= Tugas a =
Jawab pertanyaan berikut berdasarkan kutipan halaman:
(i) Menurut kutipan halaman, siswa yang mengalami kekerasan cenderung mengalami tiga hal apa di kelas?
(ii) Nilai-nilai apa saja yang diharapkan diajarkan oleh guru?
(iii) Siapa yang disebut akan kehilangan kepercayaan terhadap sekolah sebagai tempat yang aman?

= Kutipan Halaman =
□ □ □
Selain dampak langsung pada kesehatan mental, kekerasan juga mengganggu proses belajar-mengajar. Siswa yang mengalami kekerasan cenderung enggan untuk berpartisipasi di kelas, merasa tidak nyaman, dan mengalami penurunan motivasi belajar. Situasi ini jelas menghambat perkembangan intelektual mereka. Lebih parah lagi, kekerasan di sekolah bisa menciptakan siklus berkelanjutan di mana korban kekerasan akhirnya menjadi pelaku kekerasan di kemudian hari karena mereka merasa tidak punya cara lain untuk melindungi diri atau mengatasi frustrasi mereka.
Guru sebagai Teladan yang Ternodai
Tidak hanya siswa, guru yang terlibat dalam kekerasan di sekolah juga mencoreng wajah pendidikan kita. Guru, sebagai figur yang seharusnya menjadi panutan dan teladan bagi siswa, terkadang justru menjadi pelaku kekerasan, baik fisik maupun verbal. Dalam beberapa kasus, kita mendengar tentang guru yang memukul siswa sebagai bentuk "disiplin". Tindakan ini sangat tidak dapat diterima dalam sistem pendidikan modern. Mendidik dengan kekerasan tidak hanya menyalahi etika, tetapi juga memberikan contoh buruk kepada siswa bahwa kekerasan adalah cara untuk menyelesaikan masalah.
Padahal, guru memiliki peran penting dalam membentuk karakter siswa. Mereka adalah sosok yang diharapkan dapat mengajarkan nilai-nilai moral, toleransi, dan saling menghargai. Ketika guru gagal menunjukkan sikap yang benar, mereka menghancurkan kepercayaan yang seharusnya dibangun antara guru dan murid. Bukannya menjadi sosok yang dihormati, guru yang melakukan kekerasan justru ditakuti, bahkan dibenci. Dalam jangka panjang, hal ini bisa merusak kualitas pendidikan secara keseluruhan.
Tatanan Pendidikan yang Rusak
Kekerasan di sekolah tidak hanya melukai individu, tetapi juga merusak tatanan pendidikan secara keseluruhan. Sekolah yang seharusnya menjadi tempat untuk belajar dan berkembang malah menjadi lingkungan yang penuh ketakutan dan kekerasan. Jika kekerasan dibiarkan, bagaimana kita bisa berharap sistem pendidikan ini dapat mencetak generasi yang berkualitas? Pendidikan bukan hanya soal transfer ilmu pengetahuan, tetapi juga soal bagaimana mengajarkan nilai-nilai kemanusiaan seperti empati, toleransi, dan menghargai perbedaan.
Lebih jauh lagi, kekerasan di sekolah mencoreng citra sistem pendidikan di mata masyarakat. Orang tua akan kehilangan kepercayaan terhadap sekolah sebagai tempat yang aman bagi anak-anak mereka. Mereka akan merasa was-was setiap kali anak mereka berangkat ke sekolah, khawatir apakah anak mereka akan pulang dengan selamat tanpa mengalami kekerasan. Citra buruk ini bisa membuat pendidikan di negara kita terhambat, karena kepercayaan adalah salah satu fondasi utama dalam sistem pendidikan yang baik.
□ □ □
= Daftar yang Ditampilkan =
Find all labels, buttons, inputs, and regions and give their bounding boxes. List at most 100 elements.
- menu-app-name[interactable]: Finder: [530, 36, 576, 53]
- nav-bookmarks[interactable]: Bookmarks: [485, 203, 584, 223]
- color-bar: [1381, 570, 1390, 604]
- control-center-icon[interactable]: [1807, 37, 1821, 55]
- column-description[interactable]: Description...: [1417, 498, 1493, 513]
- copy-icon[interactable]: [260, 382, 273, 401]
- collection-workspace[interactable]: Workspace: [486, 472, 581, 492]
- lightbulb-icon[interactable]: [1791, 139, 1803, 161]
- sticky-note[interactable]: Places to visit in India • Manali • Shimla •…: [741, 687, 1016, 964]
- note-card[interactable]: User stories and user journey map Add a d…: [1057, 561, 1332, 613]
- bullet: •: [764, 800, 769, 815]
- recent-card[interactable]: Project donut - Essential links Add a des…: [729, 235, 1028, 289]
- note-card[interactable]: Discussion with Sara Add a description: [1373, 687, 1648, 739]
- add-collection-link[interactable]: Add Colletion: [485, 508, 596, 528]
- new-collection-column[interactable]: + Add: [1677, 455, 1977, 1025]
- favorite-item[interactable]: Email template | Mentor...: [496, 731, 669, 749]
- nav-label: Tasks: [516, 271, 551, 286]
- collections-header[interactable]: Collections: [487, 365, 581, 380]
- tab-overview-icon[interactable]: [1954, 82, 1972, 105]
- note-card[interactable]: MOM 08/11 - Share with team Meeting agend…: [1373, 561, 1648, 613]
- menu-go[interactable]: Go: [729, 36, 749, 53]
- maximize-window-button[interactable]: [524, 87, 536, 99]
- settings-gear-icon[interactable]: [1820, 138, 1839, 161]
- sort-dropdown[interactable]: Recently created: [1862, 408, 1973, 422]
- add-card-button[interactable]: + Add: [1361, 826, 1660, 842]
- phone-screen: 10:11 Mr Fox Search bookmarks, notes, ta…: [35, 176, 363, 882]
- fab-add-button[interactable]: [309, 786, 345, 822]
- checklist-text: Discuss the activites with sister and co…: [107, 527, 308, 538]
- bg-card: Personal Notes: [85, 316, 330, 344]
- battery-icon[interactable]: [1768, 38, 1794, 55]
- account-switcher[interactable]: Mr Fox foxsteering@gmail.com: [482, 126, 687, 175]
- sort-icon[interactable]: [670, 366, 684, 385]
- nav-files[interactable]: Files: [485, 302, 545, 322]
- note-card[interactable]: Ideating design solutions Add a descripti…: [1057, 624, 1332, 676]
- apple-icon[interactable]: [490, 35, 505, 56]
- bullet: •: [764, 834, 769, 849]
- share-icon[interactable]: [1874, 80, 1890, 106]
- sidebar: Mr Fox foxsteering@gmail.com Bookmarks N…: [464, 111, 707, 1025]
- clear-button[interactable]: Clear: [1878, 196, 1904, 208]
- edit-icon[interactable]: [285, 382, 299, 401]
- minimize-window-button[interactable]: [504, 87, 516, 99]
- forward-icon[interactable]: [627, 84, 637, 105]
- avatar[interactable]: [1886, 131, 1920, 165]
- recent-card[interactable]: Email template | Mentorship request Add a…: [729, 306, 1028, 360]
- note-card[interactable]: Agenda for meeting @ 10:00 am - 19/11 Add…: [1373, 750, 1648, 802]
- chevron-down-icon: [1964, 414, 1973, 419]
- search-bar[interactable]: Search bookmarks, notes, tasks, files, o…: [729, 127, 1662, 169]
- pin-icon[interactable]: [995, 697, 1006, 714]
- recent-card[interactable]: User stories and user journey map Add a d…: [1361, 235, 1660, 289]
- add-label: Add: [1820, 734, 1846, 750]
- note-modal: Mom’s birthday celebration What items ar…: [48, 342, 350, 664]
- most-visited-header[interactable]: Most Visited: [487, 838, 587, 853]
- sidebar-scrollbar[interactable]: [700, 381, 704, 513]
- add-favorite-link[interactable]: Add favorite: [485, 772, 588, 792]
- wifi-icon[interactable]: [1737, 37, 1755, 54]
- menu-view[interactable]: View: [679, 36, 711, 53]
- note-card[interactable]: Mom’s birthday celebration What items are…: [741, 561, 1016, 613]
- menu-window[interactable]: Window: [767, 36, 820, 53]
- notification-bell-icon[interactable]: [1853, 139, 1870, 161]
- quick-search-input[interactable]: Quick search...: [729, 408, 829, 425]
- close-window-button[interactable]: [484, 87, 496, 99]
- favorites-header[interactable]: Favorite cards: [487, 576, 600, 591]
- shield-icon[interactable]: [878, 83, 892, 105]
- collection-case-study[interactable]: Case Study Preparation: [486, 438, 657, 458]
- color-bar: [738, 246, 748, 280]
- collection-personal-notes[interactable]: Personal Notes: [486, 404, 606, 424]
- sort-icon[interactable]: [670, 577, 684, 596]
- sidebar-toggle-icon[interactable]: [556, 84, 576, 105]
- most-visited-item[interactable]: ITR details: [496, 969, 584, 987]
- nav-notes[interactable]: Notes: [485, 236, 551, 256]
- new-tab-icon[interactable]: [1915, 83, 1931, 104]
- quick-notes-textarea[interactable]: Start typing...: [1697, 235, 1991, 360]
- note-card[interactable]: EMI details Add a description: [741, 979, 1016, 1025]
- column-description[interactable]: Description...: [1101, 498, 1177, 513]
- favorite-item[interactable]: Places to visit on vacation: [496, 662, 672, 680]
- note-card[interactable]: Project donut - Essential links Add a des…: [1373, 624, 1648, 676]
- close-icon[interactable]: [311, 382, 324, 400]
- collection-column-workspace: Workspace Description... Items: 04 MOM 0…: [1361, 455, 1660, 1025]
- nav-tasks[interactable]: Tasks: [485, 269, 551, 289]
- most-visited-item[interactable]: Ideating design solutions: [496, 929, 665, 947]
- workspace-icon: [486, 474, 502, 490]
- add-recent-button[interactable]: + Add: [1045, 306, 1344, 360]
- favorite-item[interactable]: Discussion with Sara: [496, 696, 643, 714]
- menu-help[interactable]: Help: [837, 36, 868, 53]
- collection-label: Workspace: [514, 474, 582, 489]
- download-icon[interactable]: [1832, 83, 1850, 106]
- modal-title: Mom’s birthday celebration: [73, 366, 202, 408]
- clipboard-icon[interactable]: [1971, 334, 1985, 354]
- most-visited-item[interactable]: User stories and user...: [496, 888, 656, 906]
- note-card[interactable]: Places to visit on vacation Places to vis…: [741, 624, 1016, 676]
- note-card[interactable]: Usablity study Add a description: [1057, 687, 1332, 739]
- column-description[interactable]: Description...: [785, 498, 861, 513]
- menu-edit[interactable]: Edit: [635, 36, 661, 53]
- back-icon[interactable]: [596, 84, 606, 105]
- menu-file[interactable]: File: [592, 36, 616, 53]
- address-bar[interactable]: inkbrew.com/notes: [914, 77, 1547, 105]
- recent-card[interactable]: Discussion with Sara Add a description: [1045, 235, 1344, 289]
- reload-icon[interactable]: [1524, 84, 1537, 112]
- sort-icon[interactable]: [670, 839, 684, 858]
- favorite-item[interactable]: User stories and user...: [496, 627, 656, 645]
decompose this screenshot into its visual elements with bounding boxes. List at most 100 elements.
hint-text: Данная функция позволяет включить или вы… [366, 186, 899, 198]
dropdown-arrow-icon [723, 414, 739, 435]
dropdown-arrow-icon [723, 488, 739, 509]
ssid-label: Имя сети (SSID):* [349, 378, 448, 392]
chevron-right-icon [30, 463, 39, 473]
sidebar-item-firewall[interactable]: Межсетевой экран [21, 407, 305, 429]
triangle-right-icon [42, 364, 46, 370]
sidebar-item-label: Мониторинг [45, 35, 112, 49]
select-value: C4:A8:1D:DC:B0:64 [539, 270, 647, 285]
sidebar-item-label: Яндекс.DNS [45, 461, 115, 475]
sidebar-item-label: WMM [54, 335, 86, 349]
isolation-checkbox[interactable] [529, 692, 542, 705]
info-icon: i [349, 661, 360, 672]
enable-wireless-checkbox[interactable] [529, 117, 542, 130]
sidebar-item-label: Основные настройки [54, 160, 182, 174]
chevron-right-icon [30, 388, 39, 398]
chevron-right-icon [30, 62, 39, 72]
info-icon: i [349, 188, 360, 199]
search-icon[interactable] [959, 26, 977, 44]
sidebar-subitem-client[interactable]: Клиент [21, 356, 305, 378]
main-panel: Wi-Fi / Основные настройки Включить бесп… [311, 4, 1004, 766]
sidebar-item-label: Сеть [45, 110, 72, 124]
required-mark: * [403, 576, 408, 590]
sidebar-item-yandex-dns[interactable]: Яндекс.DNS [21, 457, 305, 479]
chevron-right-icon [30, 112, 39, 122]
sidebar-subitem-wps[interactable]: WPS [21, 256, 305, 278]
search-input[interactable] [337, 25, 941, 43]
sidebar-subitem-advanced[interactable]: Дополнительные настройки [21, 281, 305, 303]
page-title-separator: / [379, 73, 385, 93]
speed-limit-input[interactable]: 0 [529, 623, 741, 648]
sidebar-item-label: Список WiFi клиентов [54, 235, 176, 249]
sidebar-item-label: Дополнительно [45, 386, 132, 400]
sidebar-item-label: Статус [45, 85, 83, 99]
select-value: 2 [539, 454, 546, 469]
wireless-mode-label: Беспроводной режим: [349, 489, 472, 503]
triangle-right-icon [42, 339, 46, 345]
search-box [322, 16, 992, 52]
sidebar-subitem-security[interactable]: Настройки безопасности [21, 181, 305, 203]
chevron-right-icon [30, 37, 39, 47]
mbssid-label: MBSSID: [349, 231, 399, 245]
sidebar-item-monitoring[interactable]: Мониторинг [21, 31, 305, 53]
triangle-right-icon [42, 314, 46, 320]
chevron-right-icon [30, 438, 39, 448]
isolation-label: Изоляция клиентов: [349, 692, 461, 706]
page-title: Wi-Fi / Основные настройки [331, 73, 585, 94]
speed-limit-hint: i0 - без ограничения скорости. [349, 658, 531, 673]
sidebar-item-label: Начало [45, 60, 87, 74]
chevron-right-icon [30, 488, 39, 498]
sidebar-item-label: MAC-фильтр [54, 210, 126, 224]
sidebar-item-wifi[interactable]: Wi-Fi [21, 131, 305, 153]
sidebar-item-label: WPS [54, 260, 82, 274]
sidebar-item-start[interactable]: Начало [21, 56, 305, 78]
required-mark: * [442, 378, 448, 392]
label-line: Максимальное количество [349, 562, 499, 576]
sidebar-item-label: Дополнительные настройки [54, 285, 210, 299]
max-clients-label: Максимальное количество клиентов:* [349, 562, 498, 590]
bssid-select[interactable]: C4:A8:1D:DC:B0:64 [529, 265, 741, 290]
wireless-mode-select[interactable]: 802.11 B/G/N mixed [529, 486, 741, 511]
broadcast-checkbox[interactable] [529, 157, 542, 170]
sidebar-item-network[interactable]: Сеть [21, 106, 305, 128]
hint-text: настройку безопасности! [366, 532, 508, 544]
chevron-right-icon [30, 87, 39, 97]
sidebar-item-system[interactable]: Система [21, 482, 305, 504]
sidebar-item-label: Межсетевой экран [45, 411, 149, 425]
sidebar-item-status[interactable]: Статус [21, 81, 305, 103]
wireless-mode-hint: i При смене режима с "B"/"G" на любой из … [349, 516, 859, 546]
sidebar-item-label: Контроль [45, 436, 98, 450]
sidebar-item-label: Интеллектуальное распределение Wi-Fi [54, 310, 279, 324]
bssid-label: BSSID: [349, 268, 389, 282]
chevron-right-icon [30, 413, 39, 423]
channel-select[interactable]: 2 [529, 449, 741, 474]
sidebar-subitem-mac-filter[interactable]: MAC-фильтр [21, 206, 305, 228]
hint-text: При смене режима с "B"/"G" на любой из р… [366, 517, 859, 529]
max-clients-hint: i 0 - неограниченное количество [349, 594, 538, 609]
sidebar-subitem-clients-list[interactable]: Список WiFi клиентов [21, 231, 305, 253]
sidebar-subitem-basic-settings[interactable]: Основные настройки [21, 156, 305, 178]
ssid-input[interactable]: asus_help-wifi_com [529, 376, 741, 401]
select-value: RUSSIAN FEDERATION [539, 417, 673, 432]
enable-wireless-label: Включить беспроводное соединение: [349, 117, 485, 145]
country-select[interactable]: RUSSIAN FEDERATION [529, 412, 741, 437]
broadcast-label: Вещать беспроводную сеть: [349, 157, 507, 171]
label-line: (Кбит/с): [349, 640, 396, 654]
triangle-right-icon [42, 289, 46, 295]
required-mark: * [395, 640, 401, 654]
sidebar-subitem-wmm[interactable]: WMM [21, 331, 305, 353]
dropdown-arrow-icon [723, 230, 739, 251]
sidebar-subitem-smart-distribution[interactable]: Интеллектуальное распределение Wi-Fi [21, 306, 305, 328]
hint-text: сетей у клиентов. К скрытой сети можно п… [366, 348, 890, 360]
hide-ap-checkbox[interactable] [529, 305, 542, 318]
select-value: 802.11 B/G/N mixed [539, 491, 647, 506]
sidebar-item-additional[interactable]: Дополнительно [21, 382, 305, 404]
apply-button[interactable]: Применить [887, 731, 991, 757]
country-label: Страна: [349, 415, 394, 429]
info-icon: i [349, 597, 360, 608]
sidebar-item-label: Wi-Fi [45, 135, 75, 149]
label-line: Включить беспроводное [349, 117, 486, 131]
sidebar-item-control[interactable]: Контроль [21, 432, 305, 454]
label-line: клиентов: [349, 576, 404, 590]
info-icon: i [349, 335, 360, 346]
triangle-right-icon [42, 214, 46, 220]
□ □ □
= Tugas b =
Salin ulang baris-baris daftar dari awal sampai baris yang memuat "- add-card-button[interactable]: +", termasuk baris itu.

= Jawaban a =
(i) Enggan berpartisipasi di kelas, merasa tidak nyaman, dan mengalami penurunan motivasi belajar.
(ii) Nilai-nilai moral, toleransi, dan saling menghargai.
(iii) Orang tua.

= Jawaban b =
Find all labels, buttons, inputs, and regions and give their bounding boxes. List at most 100 elements.
- menu-app-name[interactable]: Finder: [530, 36, 576, 53]
- nav-bookmarks[interactable]: Bookmarks: [485, 203, 584, 223]
- color-bar: [1381, 570, 1390, 604]
- control-center-icon[interactable]: [1807, 37, 1821, 55]
- column-description[interactable]: Description...: [1417, 498, 1493, 513]
- copy-icon[interactable]: [260, 382, 273, 401]
- collection-workspace[interactable]: Workspace: [486, 472, 581, 492]
- lightbulb-icon[interactable]: [1791, 139, 1803, 161]
- sticky-note[interactable]: Places to visit in India • Manali • Shimla •…: [741, 687, 1016, 964]
- note-card[interactable]: User stories and user journey map Add a d…: [1057, 561, 1332, 613]
- bullet: •: [764, 800, 769, 815]
- recent-card[interactable]: Project donut - Essential links Add a des…: [729, 235, 1028, 289]
- note-card[interactable]: Discussion with Sara Add a description: [1373, 687, 1648, 739]
- add-collection-link[interactable]: Add Colletion: [485, 508, 596, 528]
- new-collection-column[interactable]: + Add: [1677, 455, 1977, 1025]
- favorite-item[interactable]: Email template | Mentor...: [496, 731, 669, 749]
- nav-label: Tasks: [516, 271, 551, 286]
- collections-header[interactable]: Collections: [487, 365, 581, 380]
- tab-overview-icon[interactable]: [1954, 82, 1972, 105]
- note-card[interactable]: MOM 08/11 - Share with team Meeting agend…: [1373, 561, 1648, 613]
- menu-go[interactable]: Go: [729, 36, 749, 53]
- maximize-window-button[interactable]: [524, 87, 536, 99]
- settings-gear-icon[interactable]: [1820, 138, 1839, 161]
- sort-dropdown[interactable]: Recently created: [1862, 408, 1973, 422]
- add-card-button[interactable]: + Add: [1361, 826, 1660, 842]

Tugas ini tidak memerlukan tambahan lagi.